* BEGIN EXERCISE INPUTS *

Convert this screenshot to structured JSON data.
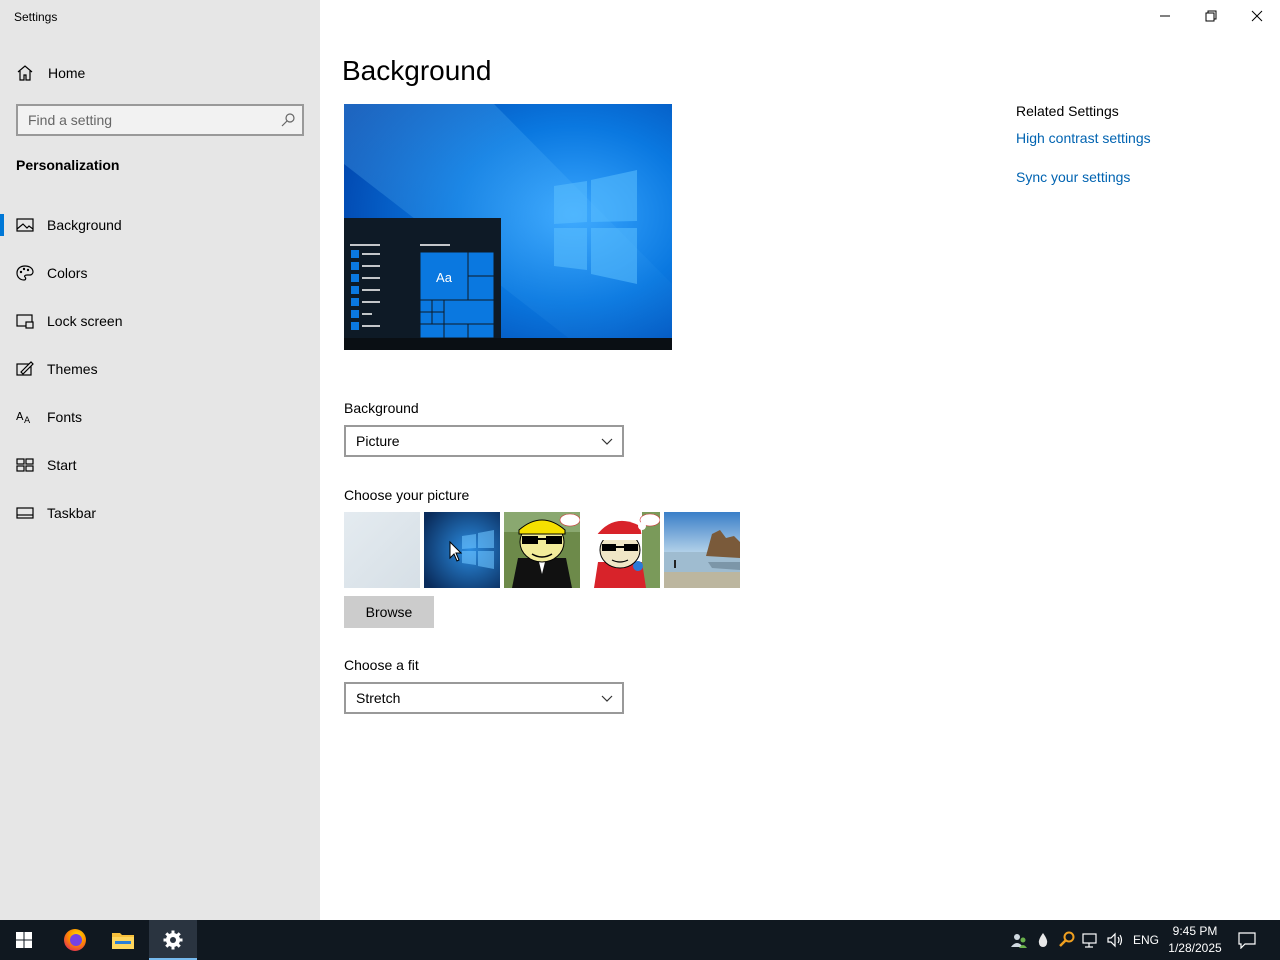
{
  "window": {
    "title": "Settings",
    "controls": [
      "minimize-icon",
      "restore-icon",
      "close-icon"
    ]
  },
  "sidebar": {
    "home_label": "Home",
    "search_placeholder": "Find a setting",
    "section_title": "Personalization",
    "items": [
      {
        "label": "Background",
        "icon": "picture-icon",
        "selected": true
      },
      {
        "label": "Colors",
        "icon": "palette-icon",
        "selected": false
      },
      {
        "label": "Lock screen",
        "icon": "lock-screen-icon",
        "selected": false
      },
      {
        "label": "Themes",
        "icon": "brush-icon",
        "selected": false
      },
      {
        "label": "Fonts",
        "icon": "font-icon",
        "selected": false
      },
      {
        "label": "Start",
        "icon": "start-tiles-icon",
        "selected": false
      },
      {
        "label": "Taskbar",
        "icon": "taskbar-icon",
        "selected": false
      }
    ]
  },
  "main": {
    "title": "Background",
    "preview": {
      "tile_text": "Aa"
    },
    "background_label": "Background",
    "background_value": "Picture",
    "choose_picture_label": "Choose your picture",
    "pictures": [
      "pale-blank",
      "windows-blue",
      "cartoon-sunglasses",
      "cartoon-santa",
      "beach-rocks"
    ],
    "browse_label": "Browse",
    "fit_label": "Choose a fit",
    "fit_value": "Stretch"
  },
  "related": {
    "title": "Related Settings",
    "links": [
      "High contrast settings",
      "Sync your settings"
    ]
  },
  "taskbar": {
    "pinned": [
      "windows-start-icon",
      "firefox-icon",
      "file-explorer-icon",
      "settings-gear-icon"
    ],
    "tray_icons": [
      "people-icon",
      "droplet-icon",
      "search-key-icon",
      "network-icon",
      "volume-icon"
    ],
    "language": "ENG",
    "time": "9:45 PM",
    "date": "1/28/2025",
    "notification_icon": "action-center-icon"
  },
  "colors": {
    "accent": "#0078d7",
    "link": "#0063b1",
    "sidebar_bg": "#e6e6e6",
    "taskbar_bg": "#101820"
  }
}
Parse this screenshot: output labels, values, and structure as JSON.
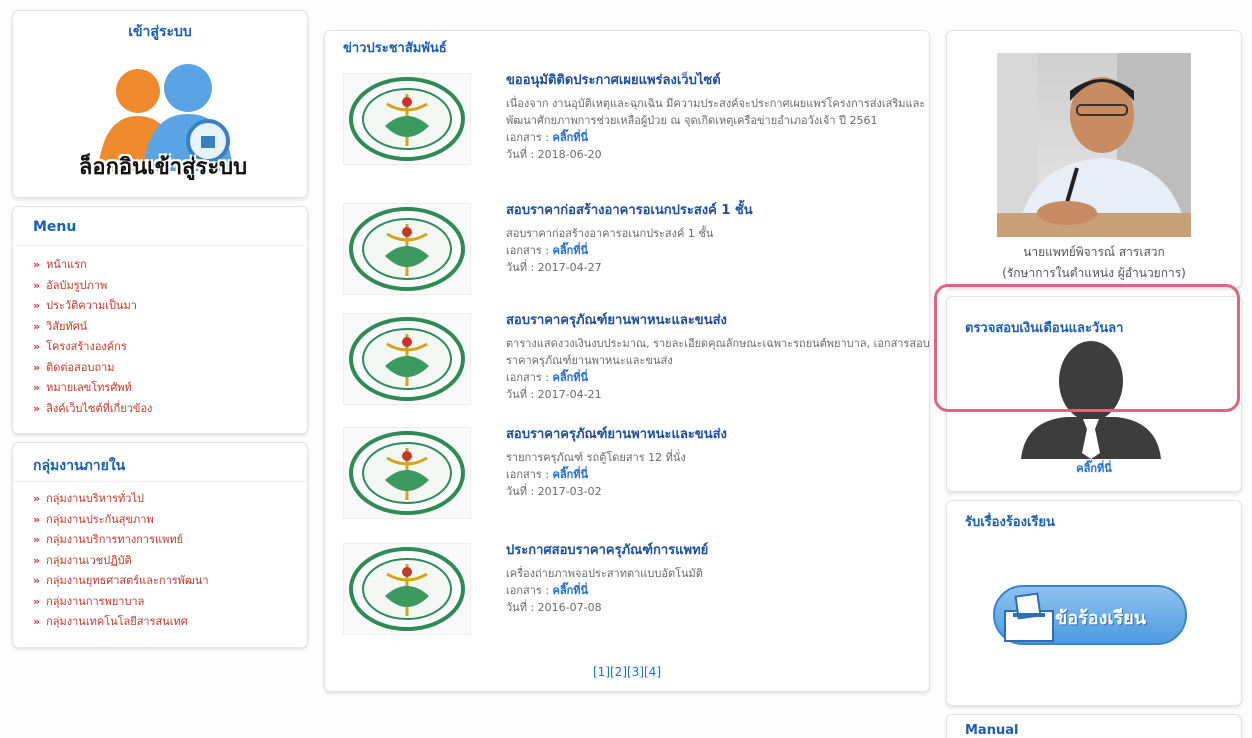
{
  "login": {
    "title": "เข้าสู่ระบบ",
    "banner_text": "ล็อกอินเข้าสู่ระบบ"
  },
  "menu": {
    "title": "Menu",
    "items": [
      "หน้าแรก",
      "อัลบัมรูปภาพ",
      "ประวัติความเป็นมา",
      "วิสัยทัศน์",
      "โครงสร้างองค์กร",
      "ติดต่อสอบถาม",
      "หมายเลขโทรศัพท์",
      "ลิงค์เว็บไซต์ที่เกี่ยวข้อง"
    ]
  },
  "groups": {
    "title": "กลุ่มงานภายใน",
    "items": [
      "กลุ่มงานบริหารทั่วไป",
      "กลุ่มงานประกันสุขภาพ",
      "กลุ่มงานบริการทางการแพทย์",
      "กลุ่มงานเวชปฏิบัติ",
      "กลุ่มงานยุทธศาสตร์และการพัฒนา",
      "กลุ่มงานการพยาบาล",
      "กลุ่มงานเทคโนโลยีสารสนเทศ"
    ]
  },
  "news": {
    "title": "ข่าวประชาสัมพันธ์",
    "doc_label": "เอกสาร :",
    "link_label": "คลิ๊กที่นี่",
    "date_label": "วันที่ :",
    "items": [
      {
        "title": "ขออนุมัติติดประกาศเผยแพร่ลงเว็บไซต์",
        "desc": "เนื่องจาก งานอุบัติเหตุและฉุกเฉิน มีความประสงค์จะประกาศเผยแพร่โครงการส่งเสริมและพัฒนาศักยภาพการช่วยเหลือผู้ป่วย ณ จุดเกิดเหตุเครือข่ายอำเภอวังเจ้า ปี 2561",
        "date": "2018-06-20"
      },
      {
        "title": "สอบราคาก่อสร้างอาคารอเนกประสงค์ 1 ชั้น",
        "desc": "สอบราคาก่อสร้างอาคารอเนกประสงค์ 1 ชั้น",
        "date": "2017-04-27"
      },
      {
        "title": "สอบราคาครุภัณฑ์ยานพาหนะและขนส่ง",
        "desc": "ตารางแสดงวงเงินงบประมาณ, รายละเอียดคุณลักษณะเฉพาะรถยนต์พยาบาล, เอกสารสอบราคาครุภัณฑ์ยานพาหนะและขนส่ง",
        "date": "2017-04-21"
      },
      {
        "title": "สอบราคาครุภัณฑ์ยานพาหนะและขนส่ง",
        "desc": "รายการครุภัณฑ์ รถตู้โดยสาร 12 ที่นั่ง",
        "date": "2017-03-02"
      },
      {
        "title": "ประกาศสอบราคาครุภัณฑ์การแพทย์",
        "desc": "เครื่องถ่ายภาพจอประสาทตาแบบอัตโนมัติ",
        "date": "2016-07-08"
      }
    ],
    "pagination": [
      "[1]",
      "[2]",
      "[3]",
      "[4]"
    ]
  },
  "director": {
    "name": "นายแพทย์พิจารณ์ สารเสวก",
    "position": "(รักษาการในตำแหน่ง ผู้อำนวยการ)"
  },
  "salary": {
    "title": "ตรวจสอบเงินเดือนและวันลา",
    "link": "คลิ๊กที่นี่"
  },
  "complaint": {
    "title": "รับเรื่องร้องเรียน",
    "button": "ข้อร้องเรียน"
  },
  "manual": {
    "title": "Manual"
  },
  "colors": {
    "title_blue": "#1a5fb4",
    "menu_red": "#c0392b",
    "highlight_pink": "#e0667f",
    "logo_green": "#2e8b57"
  }
}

* END EXERCISE INPUTS *

EXERCISE GOAL: In the entries above, identify each line that includes the string "your", then copy it.

EXERCISE RESPONSE:
    "choose_picture_label": "Choose your picture",
      "Sync your settings"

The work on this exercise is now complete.